**Problems to solve**
1. In the PyExcelerate thread on handling NaN values, list each concern kevmo314 raises against changing how NaN is written to Excel.
2. According to the PyExcelerate thread on handling NaN values, why can't the user remove NaN values before passing the data to PyExcelerate?
3. Extend the PyExcelerate thread on handling NaN values from the point where it stops.

**Text block**
▼
PyExcelerate icon indicating copy to clipboard operation
PyExcelerate copied to clipboard

Handling NaN values

Open ghost opened this issue 5 years ago • 10 comments

Thank you for this great project!

Would it be better to replace NaN values with empty string instead of #NUM! ?

ghost avatar Apr 15 '20 16:04 ghost

Thanks for the ticket. Do you have an example/use case in mind?

I'm inclined to say no, because NaN is a number type in python, thus we should translate to a number type in Excel. Additionally I'm somewhat against silently cleaning up data as the user might not expect it, but a #NUM! is rather annoying to see so I might be able to be convinced otherwise.

kevmo314 avatar Apr 15 '20 16:04 kevmo314

I have a dataset holding numeric data is some fields (unknown in advance) with some NaN values. I need to apply pd.to_numeric(data, errors='ignore') before writing to excel. If I do not do so, excel does not treat them as numeric and sometime the data is too big to format manually in excel. I cannot get rid of NaN before passing to PyExcelerate, because empty string resets dtype to object. Would be nice to have an option to choose what to do with NaN in PyExcelerate. That would fulfill needs of different scenarios.

ghost avatar Apr 15 '20 19:04 ghost

Ah I see, thanks for the information. I will think of a good API to do this. We've received a couple similar feature requests in the past, but yours lays out explicitly why the current solution isn't great.

I'm still not quite a fan of making the output directly configurable, but I think there might be a way to do this with a "data view" type of object that transforms NaN to empty string before PyExcelerate sees it. I'll think about this a little more and get a solution for you.

kevmo314 avatar Apr 15 '20 19:04 kevmo314

Thank you!

ghost avatar Apr 15 '20 19:04 ghost

Ok I've thought about this issue more and I've struggled to come up with an ergonomic API as there are a lot of edge cases and unusual behaviors. I think this might be better done through a user-implemented transform.
▲
**Supplied records**
▼
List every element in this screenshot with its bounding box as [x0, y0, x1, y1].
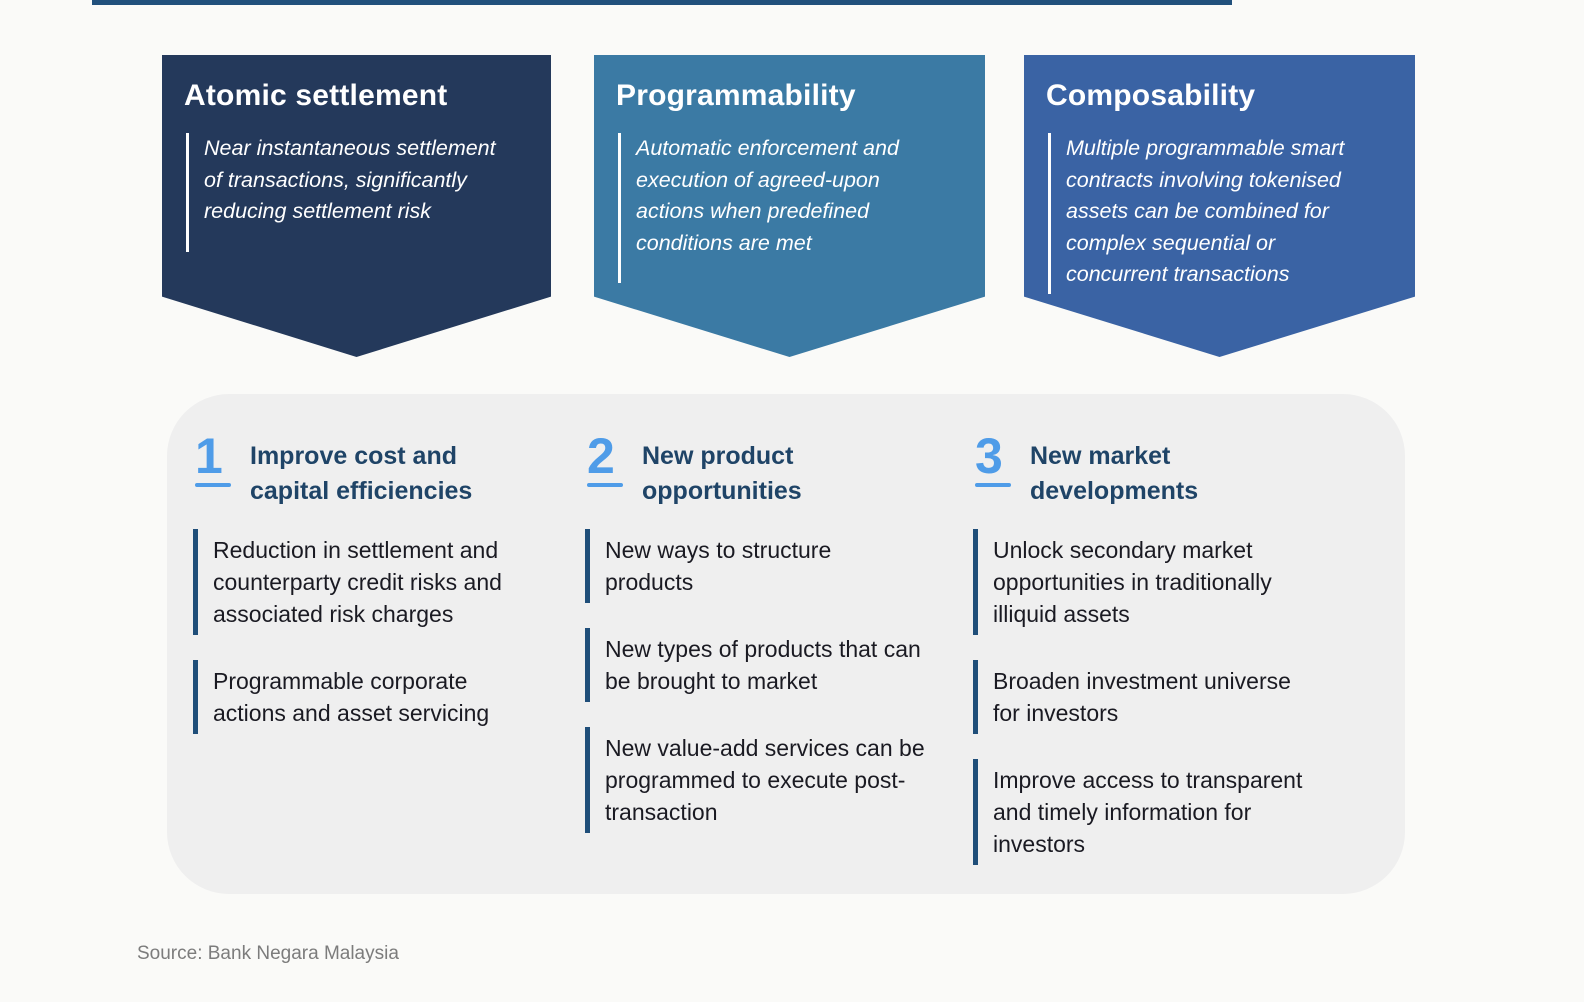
- banner-description: Multiple programmable smart contracts in…: [1048, 133, 1391, 294]
- benefits-panel: 1 Improve cost and capital efficiencies …: [167, 394, 1405, 894]
- banner-composability: Composability Multiple programmable smar…: [1024, 55, 1415, 357]
- column-number-badge: 3: [973, 428, 1011, 487]
- benefit-item: Unlock secondary market opportunities in…: [973, 529, 1333, 635]
- column-items: Reduction in settlement and counterparty…: [193, 529, 553, 734]
- column-number: 2: [587, 428, 615, 484]
- column-header: 3 New market developments: [973, 428, 1333, 509]
- column-number: 1: [195, 428, 223, 484]
- number-underline: [195, 483, 231, 487]
- column-heading: New product opportunities: [642, 442, 802, 505]
- number-underline: [587, 483, 623, 487]
- column-number: 3: [975, 428, 1003, 484]
- banner-programmability: Programmability Automatic enforcement an…: [594, 55, 985, 357]
- banner-title: Atomic settlement: [184, 79, 448, 112]
- column-items: New ways to structure products New types…: [585, 529, 945, 833]
- banner-description: Automatic enforcement and execution of a…: [618, 133, 961, 283]
- banner-description: Near instantaneous settlement of transac…: [186, 133, 527, 252]
- banner-atomic-settlement: Atomic settlement Near instantaneous set…: [162, 55, 551, 357]
- benefit-item: Broaden investment universe for investor…: [973, 660, 1333, 734]
- column-items: Unlock secondary market opportunities in…: [973, 529, 1333, 865]
- benefit-item: New ways to structure products: [585, 529, 945, 603]
- benefit-item: New types of products that can be brough…: [585, 628, 945, 702]
- number-underline: [975, 483, 1011, 487]
- column-header: 1 Improve cost and capital efficiencies: [193, 428, 553, 509]
- banner-title: Programmability: [616, 79, 856, 112]
- column-heading: Improve cost and capital efficiencies: [250, 442, 473, 505]
- benefit-item: Reduction in settlement and counterparty…: [193, 529, 553, 635]
- benefit-item: New value-add services can be programmed…: [585, 727, 945, 833]
- column-header: 2 New product opportunities: [585, 428, 945, 509]
- benefit-item: Programmable corporate actions and asset…: [193, 660, 553, 734]
- benefit-column-cost-efficiencies: 1 Improve cost and capital efficiencies …: [193, 428, 553, 759]
- column-heading: New market developments: [1030, 442, 1199, 505]
- benefit-item: Improve access to transparent and timely…: [973, 759, 1333, 865]
- column-number-badge: 2: [585, 428, 623, 487]
- column-number-badge: 1: [193, 428, 231, 487]
- benefit-column-market-developments: 3 New market developments Unlock seconda…: [973, 428, 1333, 890]
- banner-title: Composability: [1046, 79, 1256, 112]
- top-divider-rule: [92, 0, 1232, 5]
- benefit-column-product-opportunities: 2 New product opportunities New ways to …: [585, 428, 945, 858]
- source-attribution: Source: Bank Negara Malaysia: [137, 943, 399, 964]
▲
**The replies**
1.
- NaN is a number type in Python, so it should be translated to a number type in Excel.
- Silently cleaning up data could surprise a user who doesn't expect it.
- Making the output directly configurable is not appealing.
- It's hard to design an ergonomic API because of the many edge cases and unusual behaviors.

2. Replacing them with an empty string resets the dtype to object.

3.
For example, taking a pandas.DataFrame df, we can strip out the NaN's by enumerating it into a list

data = df.values.tolist()
nans_stripped = [['' if math.isnan(value) for value in row] for row in data]

This can then be passed to PyExcelerate:

wb.new_sheet("sheet name", data=nans_stripped)

This actually might end up being faster than directly passing df, as PyExcelerate has some optimizations around list objects. We don't have any pandas-specific optimizations.

kevmo314 avatar Jul 18 '20 03:07 kevmo314

Adding to the answer by @kevmo314:

The following adaptation solved the #NUM! issue for my dataframe (which is an idiosycratic blend of numeric, NaN, and string elements). If the above solution doesn't work for the reader (as it didn't in my case), perhaps this one will.

data = df.values.tolist()
strippedNans = [['' if str(val) == 'nan' else val for val in row] for row in data]
wb.new_sheet("sheet name", data=strippedNans)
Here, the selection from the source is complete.